What the task asks -> Word for word, set down the records and skip each picture.

Data records ->
* * *
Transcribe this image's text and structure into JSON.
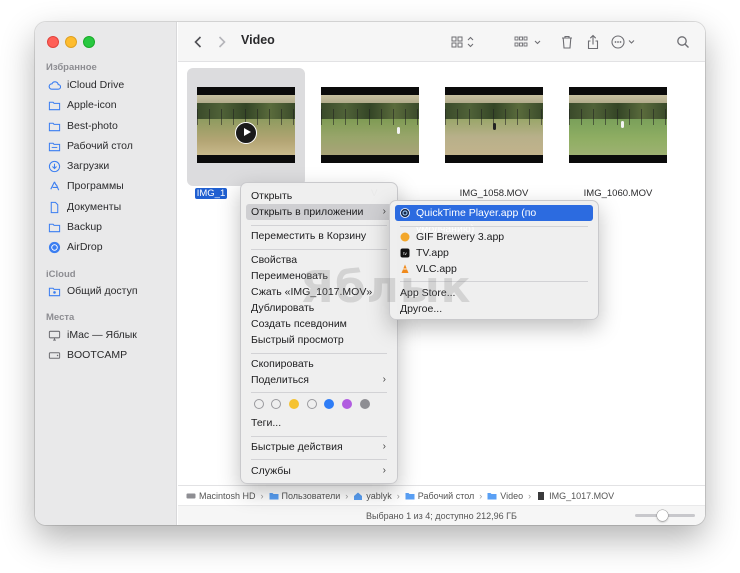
{
  "window": {
    "title": "Video"
  },
  "sidebar": {
    "favorites_header": "Избранное",
    "favorites": [
      {
        "label": "iCloud Drive",
        "icon": "cloud-icon"
      },
      {
        "label": "Apple-icon",
        "icon": "folder-icon"
      },
      {
        "label": "Best-photo",
        "icon": "folder-icon"
      },
      {
        "label": "Рабочий стол",
        "icon": "desktop-folder-icon"
      },
      {
        "label": "Загрузки",
        "icon": "download-icon"
      },
      {
        "label": "Программы",
        "icon": "apps-icon"
      },
      {
        "label": "Документы",
        "icon": "document-icon"
      },
      {
        "label": "Backup",
        "icon": "folder-icon"
      },
      {
        "label": "AirDrop",
        "icon": "airdrop-icon"
      }
    ],
    "icloud_header": "iCloud",
    "icloud": [
      {
        "label": "Общий доступ",
        "icon": "shared-folder-icon"
      }
    ],
    "locations_header": "Места",
    "locations": [
      {
        "label": "iMac — Яблык",
        "icon": "imac-icon"
      },
      {
        "label": "BOOTCAMP",
        "icon": "disk-icon"
      }
    ]
  },
  "files": [
    {
      "name": "IMG_1",
      "selected": true
    },
    {
      "name": "IMG_1017.MOV",
      "selected": false,
      "visible_name": "V"
    },
    {
      "name": "IMG_1058.MOV",
      "selected": false
    },
    {
      "name": "IMG_1060.MOV",
      "selected": false
    }
  ],
  "context_menu": {
    "items": {
      "open": "Открыть",
      "open_with": "Открыть в приложении",
      "trash": "Переместить в Корзину",
      "info": "Свойства",
      "rename": "Переименовать",
      "compress": "Сжать «IMG_1017.MOV»",
      "duplicate": "Дублировать",
      "alias": "Создать псевдоним",
      "quicklook": "Быстрый просмотр",
      "copy": "Скопировать",
      "share": "Поделиться",
      "tags": "Теги...",
      "quick_actions": "Быстрые действия",
      "services": "Службы"
    },
    "tag_colors": [
      "#ffffff",
      "#ffffff",
      "#f5c230",
      "#ffffff",
      "#2f7df6",
      "#b15ce0",
      "#8e8e93"
    ]
  },
  "submenu": {
    "default_app": "QuickTime Player.app (по умолчанию)",
    "apps": [
      {
        "label": "GIF Brewery 3.app",
        "icon": "gif-brewery-icon"
      },
      {
        "label": "TV.app",
        "icon": "apple-tv-icon"
      },
      {
        "label": "VLC.app",
        "icon": "vlc-cone-icon"
      }
    ],
    "app_store": "App Store...",
    "other": "Другое..."
  },
  "pathbar": [
    "Macintosh HD",
    "Пользователи",
    "yablyk",
    "Рабочий стол",
    "Video",
    "IMG_1017.MOV"
  ],
  "statusbar": {
    "text": "Выбрано 1 из 4; доступно 212,96 ГБ",
    "zoom_level": 0.45
  },
  "watermark": "Яблык"
}
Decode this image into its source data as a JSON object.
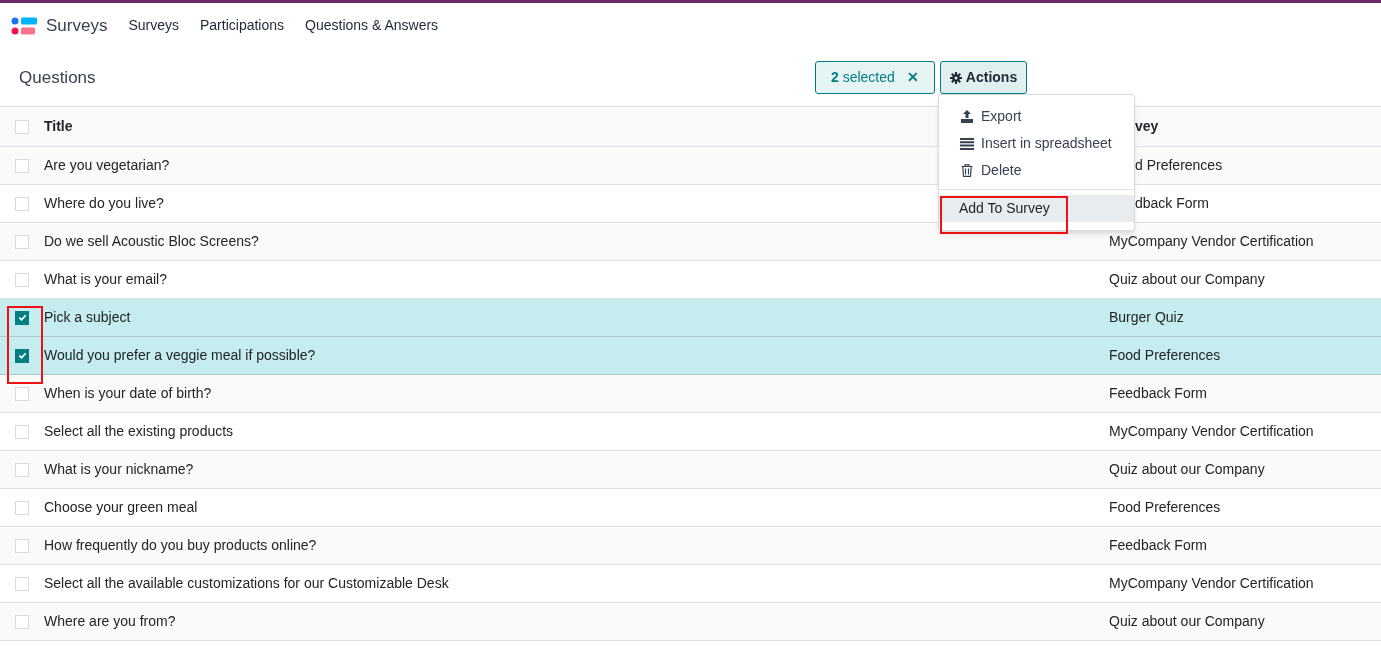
{
  "app": {
    "name": "Surveys"
  },
  "menu": [
    {
      "label": "Surveys"
    },
    {
      "label": "Participations"
    },
    {
      "label": "Questions & Answers"
    }
  ],
  "breadcrumb": "Questions",
  "selection": {
    "count": "2",
    "label": "selected",
    "clear": "✕"
  },
  "actions_button": {
    "label": "Actions",
    "expanded": true
  },
  "actions_menu": {
    "items": [
      {
        "label": "Export",
        "kind": "export"
      },
      {
        "label": "Insert in spreadsheet",
        "kind": "spreadsheet"
      },
      {
        "label": "Delete",
        "kind": "delete"
      }
    ],
    "extra": [
      {
        "label": "Add To Survey",
        "selected": true
      }
    ]
  },
  "table": {
    "all_checked": false,
    "columns": [
      {
        "label": "Title"
      },
      {
        "label": "vey",
        "covered": true
      }
    ],
    "rows": [
      {
        "title": "Are you vegetarian?",
        "survey": "d Preferences",
        "covered": true,
        "selected": false
      },
      {
        "title": "Where do you live?",
        "survey": "dback Form",
        "covered": true,
        "selected": false
      },
      {
        "title": "Do we sell Acoustic Bloc Screens?",
        "survey": "MyCompany Vendor Certification",
        "selected": false
      },
      {
        "title": "What is your email?",
        "survey": "Quiz about our Company",
        "selected": false
      },
      {
        "title": "Pick a subject",
        "survey": "Burger Quiz",
        "selected": true
      },
      {
        "title": "Would you prefer a veggie meal if possible?",
        "survey": "Food Preferences",
        "selected": true
      },
      {
        "title": "When is your date of birth?",
        "survey": "Feedback Form",
        "selected": false
      },
      {
        "title": "Select all the existing products",
        "survey": "MyCompany Vendor Certification",
        "selected": false
      },
      {
        "title": "What is your nickname?",
        "survey": "Quiz about our Company",
        "selected": false
      },
      {
        "title": "Choose your green meal",
        "survey": "Food Preferences",
        "selected": false
      },
      {
        "title": "How frequently do you buy products online?",
        "survey": "Feedback Form",
        "selected": false
      },
      {
        "title": "Select all the available customizations for our Customizable Desk",
        "survey": "MyCompany Vendor Certification",
        "selected": false
      },
      {
        "title": "Where are you from?",
        "survey": "Quiz about our Company",
        "selected": false
      }
    ]
  }
}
* * *
Result below ->
Transcribe this image's text and structure into JSON.
{
  "window": {
    "title": "Video"
  },
  "sidebar": {
    "favorites_header": "Избранное",
    "favorites": [
      {
        "label": "iCloud Drive",
        "icon": "cloud-icon"
      },
      {
        "label": "Apple-icon",
        "icon": "folder-icon"
      },
      {
        "label": "Best-photo",
        "icon": "folder-icon"
      },
      {
        "label": "Рабочий стол",
        "icon": "desktop-folder-icon"
      },
      {
        "label": "Загрузки",
        "icon": "download-icon"
      },
      {
        "label": "Программы",
        "icon": "apps-icon"
      },
      {
        "label": "Документы",
        "icon": "document-icon"
      },
      {
        "label": "Backup",
        "icon": "folder-icon"
      },
      {
        "label": "AirDrop",
        "icon": "airdrop-icon"
      }
    ],
    "icloud_header": "iCloud",
    "icloud": [
      {
        "label": "Общий доступ",
        "icon": "shared-folder-icon"
      }
    ],
    "locations_header": "Места",
    "locations": [
      {
        "label": "iMac — Яблык",
        "icon": "imac-icon"
      },
      {
        "label": "BOOTCAMP",
        "icon": "disk-icon"
      }
    ]
  },
  "files": [
    {
      "name": "IMG_1",
      "selected": true
    },
    {
      "name": "IMG_1017.MOV",
      "selected": false,
      "visible_name": "V"
    },
    {
      "name": "IMG_1058.MOV",
      "selected": false
    },
    {
      "name": "IMG_1060.MOV",
      "selected": false
    }
  ],
  "context_menu": {
    "items": {
      "open": "Открыть",
      "open_with": "Открыть в приложении",
      "trash": "Переместить в Корзину",
      "info": "Свойства",
      "rename": "Переименовать",
      "compress": "Сжать «IMG_1017.MOV»",
      "duplicate": "Дублировать",
      "alias": "Создать псевдоним",
      "quicklook": "Быстрый просмотр",
      "copy": "Скопировать",
      "share": "Поделиться",
      "tags": "Теги...",
      "quick_actions": "Быстрые действия",
      "services": "Службы"
    },
    "tag_colors": [
      "#ffffff",
      "#ffffff",
      "#f5c230",
      "#ffffff",
      "#2f7df6",
      "#b15ce0",
      "#8e8e93"
    ]
  },
  "submenu": {
    "default_app": "QuickTime Player.app (по умолчанию)",
    "apps": [
      {
        "label": "GIF Brewery 3.app",
        "icon": "gif-brewery-icon"
      },
      {
        "label": "TV.app",
        "icon": "apple-tv-icon"
      },
      {
        "label": "VLC.app",
        "icon": "vlc-cone-icon"
      }
    ],
    "app_store": "App Store...",
    "other": "Другое..."
  },
  "pathbar": [
    "Macintosh HD",
    "Пользователи",
    "yablyk",
    "Рабочий стол",
    "Video",
    "IMG_1017.MOV"
  ],
  "statusbar": {
    "text": "Выбрано 1 из 4; доступно 212,96 ГБ",
    "zoom_level": 0.45
  },
  "watermark": "Яблык"
}
Decode this image into its source data as a JSON object.
{
  "app": {
    "name": "Surveys"
  },
  "menu": [
    {
      "label": "Surveys"
    },
    {
      "label": "Participations"
    },
    {
      "label": "Questions & Answers"
    }
  ],
  "breadcrumb": "Questions",
  "selection": {
    "count": "2",
    "label": "selected",
    "clear": "✕"
  },
  "actions_button": {
    "label": "Actions",
    "expanded": true
  },
  "actions_menu": {
    "items": [
      {
        "label": "Export",
        "kind": "export"
      },
      {
        "label": "Insert in spreadsheet",
        "kind": "spreadsheet"
      },
      {
        "label": "Delete",
        "kind": "delete"
      }
    ],
    "extra": [
      {
        "label": "Add To Survey",
        "selected": true
      }
    ]
  },
  "table": {
    "all_checked": false,
    "columns": [
      {
        "label": "Title"
      },
      {
        "label": "vey",
        "covered": true
      }
    ],
    "rows": [
      {
        "title": "Are you vegetarian?",
        "survey": "d Preferences",
        "covered": true,
        "selected": false
      },
      {
        "title": "Where do you live?",
        "survey": "dback Form",
        "covered": true,
        "selected": false
      },
      {
        "title": "Do we sell Acoustic Bloc Screens?",
        "survey": "MyCompany Vendor Certification",
        "selected": false
      },
      {
        "title": "What is your email?",
        "survey": "Quiz about our Company",
        "selected": false
      },
      {
        "title": "Pick a subject",
        "survey": "Burger Quiz",
        "selected": true
      },
      {
        "title": "Would you prefer a veggie meal if possible?",
        "survey": "Food Preferences",
        "selected": true
      },
      {
        "title": "When is your date of birth?",
        "survey": "Feedback Form",
        "selected": false
      },
      {
        "title": "Select all the existing products",
        "survey": "MyCompany Vendor Certification",
        "selected": false
      },
      {
        "title": "What is your nickname?",
        "survey": "Quiz about our Company",
        "selected": false
      },
      {
        "title": "Choose your green meal",
        "survey": "Food Preferences",
        "selected": false
      },
      {
        "title": "How frequently do you buy products online?",
        "survey": "Feedback Form",
        "selected": false
      },
      {
        "title": "Select all the available customizations for our Customizable Desk",
        "survey": "MyCompany Vendor Certification",
        "selected": false
      },
      {
        "title": "Where are you from?",
        "survey": "Quiz about our Company",
        "selected": false
      }
    ]
  }
}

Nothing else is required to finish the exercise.